(Records from a dataset)
────────────────

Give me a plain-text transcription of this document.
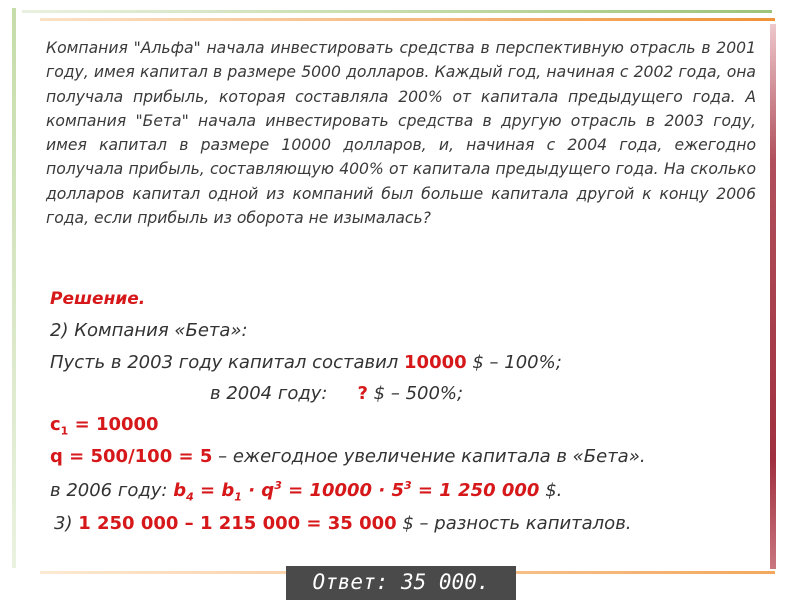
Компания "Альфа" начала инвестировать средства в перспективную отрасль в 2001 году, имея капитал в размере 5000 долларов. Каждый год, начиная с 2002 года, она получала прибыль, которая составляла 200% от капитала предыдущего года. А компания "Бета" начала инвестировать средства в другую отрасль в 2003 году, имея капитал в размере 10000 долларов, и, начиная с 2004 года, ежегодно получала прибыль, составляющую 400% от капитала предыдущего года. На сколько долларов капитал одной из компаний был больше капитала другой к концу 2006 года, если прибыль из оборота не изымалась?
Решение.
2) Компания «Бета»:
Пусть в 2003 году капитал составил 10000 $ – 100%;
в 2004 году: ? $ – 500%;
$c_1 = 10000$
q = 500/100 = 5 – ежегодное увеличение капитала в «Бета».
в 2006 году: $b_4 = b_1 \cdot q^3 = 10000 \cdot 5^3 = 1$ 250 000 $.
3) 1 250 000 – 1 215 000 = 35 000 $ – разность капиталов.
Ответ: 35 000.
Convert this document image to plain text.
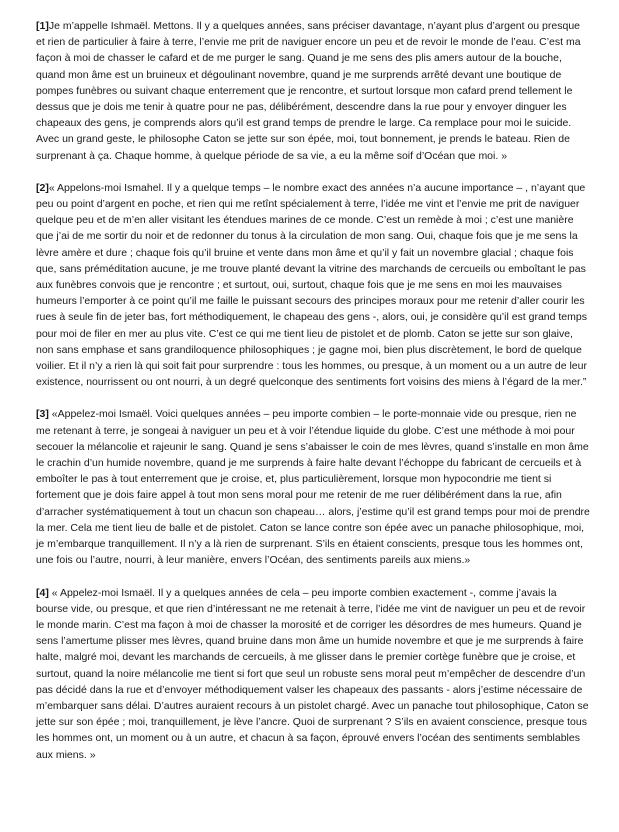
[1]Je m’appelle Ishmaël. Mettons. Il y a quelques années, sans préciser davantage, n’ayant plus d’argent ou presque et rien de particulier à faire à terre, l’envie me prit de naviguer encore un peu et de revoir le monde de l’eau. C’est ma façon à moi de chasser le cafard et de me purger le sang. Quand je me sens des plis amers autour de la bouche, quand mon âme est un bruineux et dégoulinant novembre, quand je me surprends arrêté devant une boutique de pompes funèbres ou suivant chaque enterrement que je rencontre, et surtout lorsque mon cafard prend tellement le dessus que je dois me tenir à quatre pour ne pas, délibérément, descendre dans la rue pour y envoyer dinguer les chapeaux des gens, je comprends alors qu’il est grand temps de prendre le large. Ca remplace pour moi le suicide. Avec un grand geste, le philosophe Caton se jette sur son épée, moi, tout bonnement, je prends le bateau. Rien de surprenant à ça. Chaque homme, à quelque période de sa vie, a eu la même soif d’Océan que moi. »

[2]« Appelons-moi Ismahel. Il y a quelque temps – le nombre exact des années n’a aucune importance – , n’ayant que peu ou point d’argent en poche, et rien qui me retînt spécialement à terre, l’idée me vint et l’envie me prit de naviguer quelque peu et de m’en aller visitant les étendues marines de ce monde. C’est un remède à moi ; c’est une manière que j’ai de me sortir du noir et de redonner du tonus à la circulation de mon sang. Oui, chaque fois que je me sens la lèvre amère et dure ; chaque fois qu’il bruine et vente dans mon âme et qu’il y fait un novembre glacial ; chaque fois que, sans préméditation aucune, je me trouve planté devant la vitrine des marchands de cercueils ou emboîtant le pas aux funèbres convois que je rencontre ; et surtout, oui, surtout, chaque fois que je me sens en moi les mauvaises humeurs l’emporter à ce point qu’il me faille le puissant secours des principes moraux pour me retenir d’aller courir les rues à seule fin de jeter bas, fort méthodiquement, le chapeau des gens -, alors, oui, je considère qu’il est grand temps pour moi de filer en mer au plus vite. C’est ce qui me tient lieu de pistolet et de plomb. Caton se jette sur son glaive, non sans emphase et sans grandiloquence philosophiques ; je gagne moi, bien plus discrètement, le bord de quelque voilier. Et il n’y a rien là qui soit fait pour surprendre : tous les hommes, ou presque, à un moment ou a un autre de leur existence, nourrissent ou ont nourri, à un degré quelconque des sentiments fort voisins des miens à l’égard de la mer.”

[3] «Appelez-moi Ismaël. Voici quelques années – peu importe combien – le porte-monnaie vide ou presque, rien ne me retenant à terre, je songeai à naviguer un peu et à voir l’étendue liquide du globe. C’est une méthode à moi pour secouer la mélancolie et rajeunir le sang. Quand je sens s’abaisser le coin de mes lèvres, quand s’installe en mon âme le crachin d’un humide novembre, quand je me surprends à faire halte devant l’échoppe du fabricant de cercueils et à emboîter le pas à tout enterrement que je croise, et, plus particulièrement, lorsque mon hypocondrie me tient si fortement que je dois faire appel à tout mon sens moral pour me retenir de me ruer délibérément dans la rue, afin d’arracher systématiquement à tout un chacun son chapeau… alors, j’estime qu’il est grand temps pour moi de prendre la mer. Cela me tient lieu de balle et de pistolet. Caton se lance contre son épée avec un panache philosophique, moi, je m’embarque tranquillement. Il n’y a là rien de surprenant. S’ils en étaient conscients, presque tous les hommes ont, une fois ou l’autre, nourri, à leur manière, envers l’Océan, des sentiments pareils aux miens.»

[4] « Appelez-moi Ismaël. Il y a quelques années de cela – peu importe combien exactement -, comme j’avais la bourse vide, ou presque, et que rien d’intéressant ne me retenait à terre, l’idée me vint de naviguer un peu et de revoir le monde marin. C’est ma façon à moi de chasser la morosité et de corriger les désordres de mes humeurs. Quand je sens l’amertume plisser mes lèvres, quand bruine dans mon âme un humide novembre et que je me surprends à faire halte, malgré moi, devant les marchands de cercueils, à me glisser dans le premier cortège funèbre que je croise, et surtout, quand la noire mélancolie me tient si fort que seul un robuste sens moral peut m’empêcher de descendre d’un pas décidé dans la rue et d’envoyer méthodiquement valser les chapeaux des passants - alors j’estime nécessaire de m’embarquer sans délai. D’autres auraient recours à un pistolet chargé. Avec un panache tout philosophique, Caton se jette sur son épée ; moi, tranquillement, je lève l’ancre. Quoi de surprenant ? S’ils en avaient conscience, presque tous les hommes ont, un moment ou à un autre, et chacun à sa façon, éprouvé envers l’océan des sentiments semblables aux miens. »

────────────────

WORK TO DO
Set the pictures aside and transcribe the data above exactly.

RESULT OF THE TASK
Give me a plain-text transcription of this document.
Компания "Альфа" начала инвестировать средства в перспективную отрасль в 2001 году, имея капитал в размере 5000 долларов. Каждый год, начиная с 2002 года, она получала прибыль, которая составляла 200% от капитала предыдущего года. А компания "Бета" начала инвестировать средства в другую отрасль в 2003 году, имея капитал в размере 10000 долларов, и, начиная с 2004 года, ежегодно получала прибыль, составляющую 400% от капитала предыдущего года. На сколько долларов капитал одной из компаний был больше капитала другой к концу 2006 года, если прибыль из оборота не изымалась?
Решение.
2) Компания «Бета»:
Пусть в 2003 году капитал составил 10000 $ – 100%;
в 2004 году: ? $ – 500%;
$c_1 = 10000$
q = 500/100 = 5 – ежегодное увеличение капитала в «Бета».
в 2006 году: $b_4 = b_1 \cdot q^3 = 10000 \cdot 5^3 = 1$ 250 000 $.
3) 1 250 000 – 1 215 000 = 35 000 $ – разность капиталов.
Ответ: 35 000.
Convert this document image to plain text.
[1]Je m’appelle Ishmaël. Mettons. Il y a quelques années, sans préciser davantage, n’ayant plus d’argent ou presque et rien de particulier à faire à terre, l’envie me prit de naviguer encore un peu et de revoir le monde de l’eau. C’est ma façon à moi de chasser le cafard et de me purger le sang. Quand je me sens des plis amers autour de la bouche, quand mon âme est un bruineux et dégoulinant novembre, quand je me surprends arrêté devant une boutique de pompes funèbres ou suivant chaque enterrement que je rencontre, et surtout lorsque mon cafard prend tellement le dessus que je dois me tenir à quatre pour ne pas, délibérément, descendre dans la rue pour y envoyer dinguer les chapeaux des gens, je comprends alors qu’il est grand temps de prendre le large. Ca remplace pour moi le suicide. Avec un grand geste, le philosophe Caton se jette sur son épée, moi, tout bonnement, je prends le bateau. Rien de surprenant à ça. Chaque homme, à quelque période de sa vie, a eu la même soif d’Océan que moi. »

[2]« Appelons-moi Ismahel. Il y a quelque temps – le nombre exact des années n’a aucune importance – , n’ayant que peu ou point d’argent en poche, et rien qui me retînt spécialement à terre, l’idée me vint et l’envie me prit de naviguer quelque peu et de m’en aller visitant les étendues marines de ce monde. C’est un remède à moi ; c’est une manière que j’ai de me sortir du noir et de redonner du tonus à la circulation de mon sang. Oui, chaque fois que je me sens la lèvre amère et dure ; chaque fois qu’il bruine et vente dans mon âme et qu’il y fait un novembre glacial ; chaque fois que, sans préméditation aucune, je me trouve planté devant la vitrine des marchands de cercueils ou emboîtant le pas aux funèbres convois que je rencontre ; et surtout, oui, surtout, chaque fois que je me sens en moi les mauvaises humeurs l’emporter à ce point qu’il me faille le puissant secours des principes moraux pour me retenir d’aller courir les rues à seule fin de jeter bas, fort méthodiquement, le chapeau des gens -, alors, oui, je considère qu’il est grand temps pour moi de filer en mer au plus vite. C’est ce qui me tient lieu de pistolet et de plomb. Caton se jette sur son glaive, non sans emphase et sans grandiloquence philosophiques ; je gagne moi, bien plus discrètement, le bord de quelque voilier. Et il n’y a rien là qui soit fait pour surprendre : tous les hommes, ou presque, à un moment ou a un autre de leur existence, nourrissent ou ont nourri, à un degré quelconque des sentiments fort voisins des miens à l’égard de la mer.”

[3] «Appelez-moi Ismaël. Voici quelques années – peu importe combien – le porte-monnaie vide ou presque, rien ne me retenant à terre, je songeai à naviguer un peu et à voir l’étendue liquide du globe. C’est une méthode à moi pour secouer la mélancolie et rajeunir le sang. Quand je sens s’abaisser le coin de mes lèvres, quand s’installe en mon âme le crachin d’un humide novembre, quand je me surprends à faire halte devant l’échoppe du fabricant de cercueils et à emboîter le pas à tout enterrement que je croise, et, plus particulièrement, lorsque mon hypocondrie me tient si fortement que je dois faire appel à tout mon sens moral pour me retenir de me ruer délibérément dans la rue, afin d’arracher systématiquement à tout un chacun son chapeau… alors, j’estime qu’il est grand temps pour moi de prendre la mer. Cela me tient lieu de balle et de pistolet. Caton se lance contre son épée avec un panache philosophique, moi, je m’embarque tranquillement. Il n’y a là rien de surprenant. S’ils en étaient conscients, presque tous les hommes ont, une fois ou l’autre, nourri, à leur manière, envers l’Océan, des sentiments pareils aux miens.»

[4] « Appelez-moi Ismaël. Il y a quelques années de cela – peu importe combien exactement -, comme j’avais la bourse vide, ou presque, et que rien d’intéressant ne me retenait à terre, l’idée me vint de naviguer un peu et de revoir le monde marin. C’est ma façon à moi de chasser la morosité et de corriger les désordres de mes humeurs. Quand je sens l’amertume plisser mes lèvres, quand bruine dans mon âme un humide novembre et que je me surprends à faire halte, malgré moi, devant les marchands de cercueils, à me glisser dans le premier cortège funèbre que je croise, et surtout, quand la noire mélancolie me tient si fort que seul un robuste sens moral peut m’empêcher de descendre d’un pas décidé dans la rue et d’envoyer méthodiquement valser les chapeaux des passants - alors j’estime nécessaire de m’embarquer sans délai. D’autres auraient recours à un pistolet chargé. Avec un panache tout philosophique, Caton se jette sur son épée ; moi, tranquillement, je lève l’ancre. Quoi de surprenant ? S’ils en avaient conscience, presque tous les hommes ont, un moment ou à un autre, et chacun à sa façon, éprouvé envers l’océan des sentiments semblables aux miens. »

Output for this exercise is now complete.